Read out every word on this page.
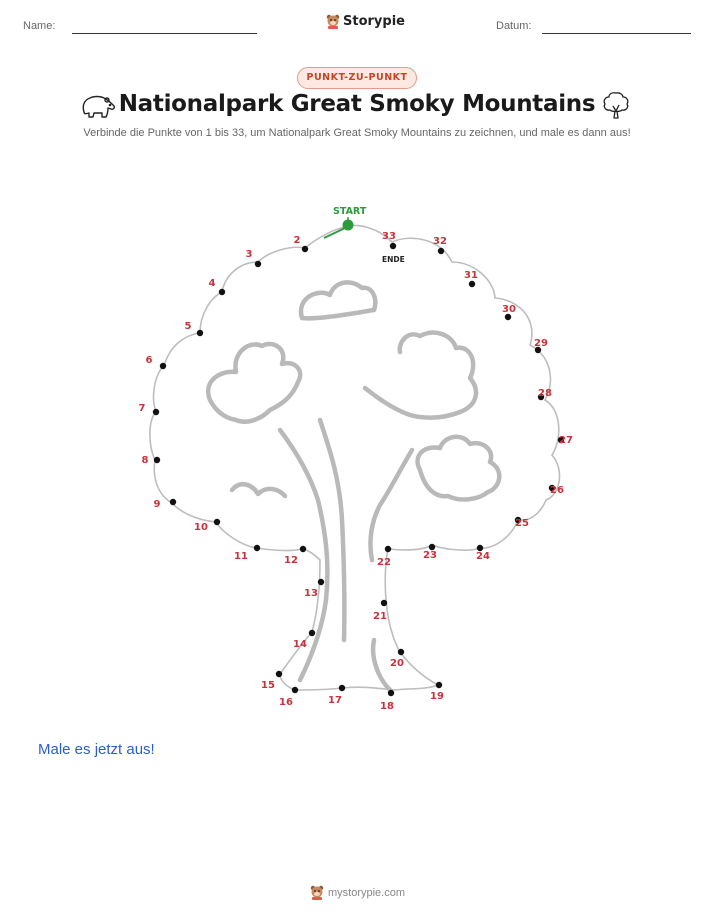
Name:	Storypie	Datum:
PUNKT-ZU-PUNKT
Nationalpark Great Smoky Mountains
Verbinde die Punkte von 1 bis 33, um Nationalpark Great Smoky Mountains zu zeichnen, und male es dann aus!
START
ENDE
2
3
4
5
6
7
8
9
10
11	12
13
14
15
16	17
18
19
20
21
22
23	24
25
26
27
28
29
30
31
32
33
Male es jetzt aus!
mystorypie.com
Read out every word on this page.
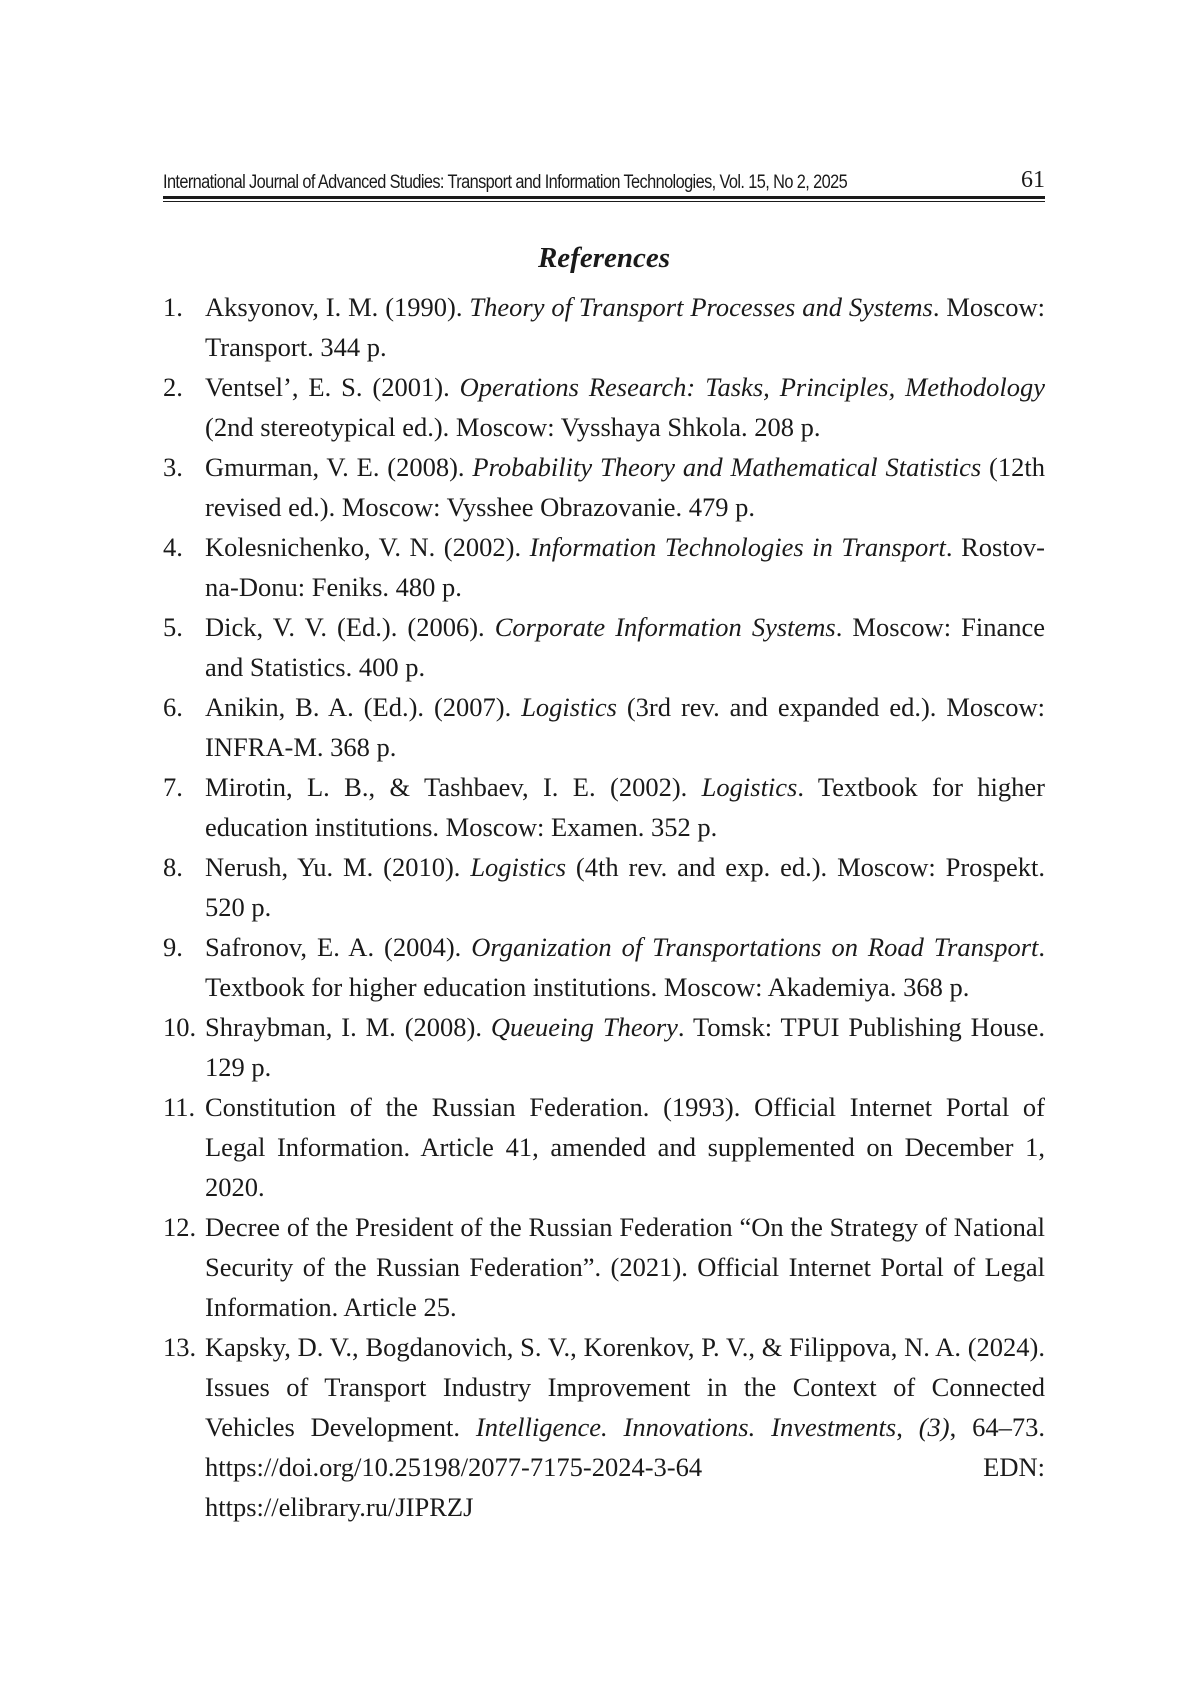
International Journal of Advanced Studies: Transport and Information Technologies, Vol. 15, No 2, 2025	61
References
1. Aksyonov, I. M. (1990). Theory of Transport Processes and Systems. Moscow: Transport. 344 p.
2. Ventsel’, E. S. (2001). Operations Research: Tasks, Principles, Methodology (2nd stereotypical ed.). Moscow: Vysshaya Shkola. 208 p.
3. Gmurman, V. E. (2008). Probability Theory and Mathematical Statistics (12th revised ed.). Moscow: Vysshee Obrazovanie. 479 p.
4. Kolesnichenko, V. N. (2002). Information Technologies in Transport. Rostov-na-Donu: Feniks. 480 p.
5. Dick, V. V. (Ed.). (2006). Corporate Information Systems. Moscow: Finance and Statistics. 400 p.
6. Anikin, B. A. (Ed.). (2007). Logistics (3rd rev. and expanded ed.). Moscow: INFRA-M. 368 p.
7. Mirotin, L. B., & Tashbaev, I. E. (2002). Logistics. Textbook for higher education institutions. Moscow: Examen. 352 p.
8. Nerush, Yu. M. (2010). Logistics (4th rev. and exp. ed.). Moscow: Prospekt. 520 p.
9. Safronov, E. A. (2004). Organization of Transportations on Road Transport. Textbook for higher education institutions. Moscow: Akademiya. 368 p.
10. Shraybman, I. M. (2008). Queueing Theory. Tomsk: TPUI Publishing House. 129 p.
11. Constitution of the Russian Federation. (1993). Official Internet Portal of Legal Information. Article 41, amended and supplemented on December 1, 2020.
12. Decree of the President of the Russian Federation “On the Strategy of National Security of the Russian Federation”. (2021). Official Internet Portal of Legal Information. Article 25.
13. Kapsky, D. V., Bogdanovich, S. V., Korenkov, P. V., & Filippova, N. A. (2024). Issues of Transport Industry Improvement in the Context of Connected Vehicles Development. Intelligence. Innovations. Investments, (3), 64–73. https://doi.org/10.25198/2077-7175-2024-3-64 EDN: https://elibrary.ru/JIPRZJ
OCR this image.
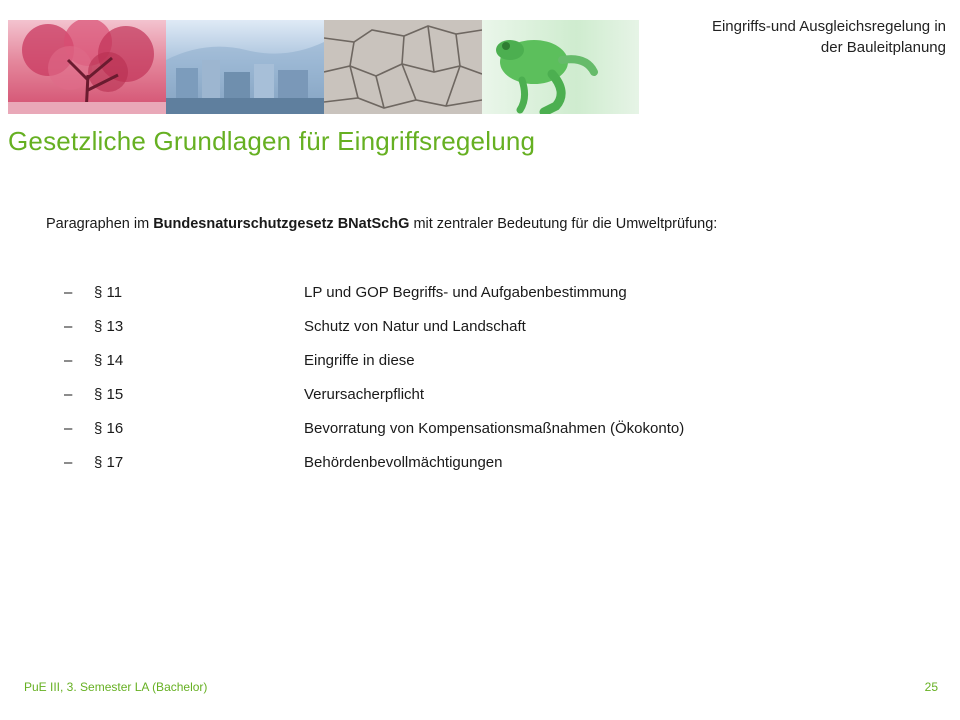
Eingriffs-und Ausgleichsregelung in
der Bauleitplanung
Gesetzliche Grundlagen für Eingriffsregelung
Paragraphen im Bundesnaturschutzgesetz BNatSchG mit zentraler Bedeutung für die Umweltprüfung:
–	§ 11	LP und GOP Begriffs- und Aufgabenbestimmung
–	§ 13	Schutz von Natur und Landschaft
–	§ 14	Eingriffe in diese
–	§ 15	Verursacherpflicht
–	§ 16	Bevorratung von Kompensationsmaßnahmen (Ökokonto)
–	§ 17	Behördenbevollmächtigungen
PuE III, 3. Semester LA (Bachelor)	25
····················
> [Short exercise]: Your task is an exact transcription of all the data, minus the pictures.

> [Answer]:
Read out every word on this page.
Name:	Storypie	Datum:
PUNKT-ZU-PUNKT
Nationalpark Great Smoky Mountains
Verbinde die Punkte von 1 bis 33, um Nationalpark Great Smoky Mountains zu zeichnen, und male es dann aus!
START
ENDE
2
3
4
5
6
7
8
9
10
11	12
13
14
15
16	17
18
19
20
21
22
23	24
25
26
27
28
29
30
31
32
33
Male es jetzt aus!
mystorypie.com
Read out every word on this page.
International Journal of Advanced Studies: Transport and Information Technologies, Vol. 15, No 2, 2025	61
References
1. Aksyonov, I. M. (1990). Theory of Transport Processes and Systems. Moscow: Transport. 344 p.
2. Ventsel’, E. S. (2001). Operations Research: Tasks, Principles, Methodology (2nd stereotypical ed.). Moscow: Vysshaya Shkola. 208 p.
3. Gmurman, V. E. (2008). Probability Theory and Mathematical Statistics (12th revised ed.). Moscow: Vysshee Obrazovanie. 479 p.
4. Kolesnichenko, V. N. (2002). Information Technologies in Transport. Rostov-na-Donu: Feniks. 480 p.
5. Dick, V. V. (Ed.). (2006). Corporate Information Systems. Moscow: Finance and Statistics. 400 p.
6. Anikin, B. A. (Ed.). (2007). Logistics (3rd rev. and expanded ed.). Moscow: INFRA-M. 368 p.
7. Mirotin, L. B., & Tashbaev, I. E. (2002). Logistics. Textbook for higher education institutions. Moscow: Examen. 352 p.
8. Nerush, Yu. M. (2010). Logistics (4th rev. and exp. ed.). Moscow: Prospekt. 520 p.
9. Safronov, E. A. (2004). Organization of Transportations on Road Transport. Textbook for higher education institutions. Moscow: Akademiya. 368 p.
10. Shraybman, I. M. (2008). Queueing Theory. Tomsk: TPUI Publishing House. 129 p.
11. Constitution of the Russian Federation. (1993). Official Internet Portal of Legal Information. Article 41, amended and supplemented on December 1, 2020.
12. Decree of the President of the Russian Federation “On the Strategy of National Security of the Russian Federation”. (2021). Official Internet Portal of Legal Information. Article 25.
13. Kapsky, D. V., Bogdanovich, S. V., Korenkov, P. V., & Filippova, N. A. (2024). Issues of Transport Industry Improvement in the Context of Connected Vehicles Development. Intelligence. Innovations. Investments, (3), 64–73. https://doi.org/10.25198/2077-7175-2024-3-64 EDN: https://elibrary.ru/JIPRZJ
OCR this image.
Eingriffs-und Ausgleichsregelung in
der Bauleitplanung
Gesetzliche Grundlagen für Eingriffsregelung
Paragraphen im Bundesnaturschutzgesetz BNatSchG mit zentraler Bedeutung für die Umweltprüfung:
–	§ 11	LP und GOP Begriffs- und Aufgabenbestimmung
–	§ 13	Schutz von Natur und Landschaft
–	§ 14	Eingriffe in diese
–	§ 15	Verursacherpflicht
–	§ 16	Bevorratung von Kompensationsmaßnahmen (Ökokonto)
–	§ 17	Behördenbevollmächtigungen
PuE III, 3. Semester LA (Bachelor)	25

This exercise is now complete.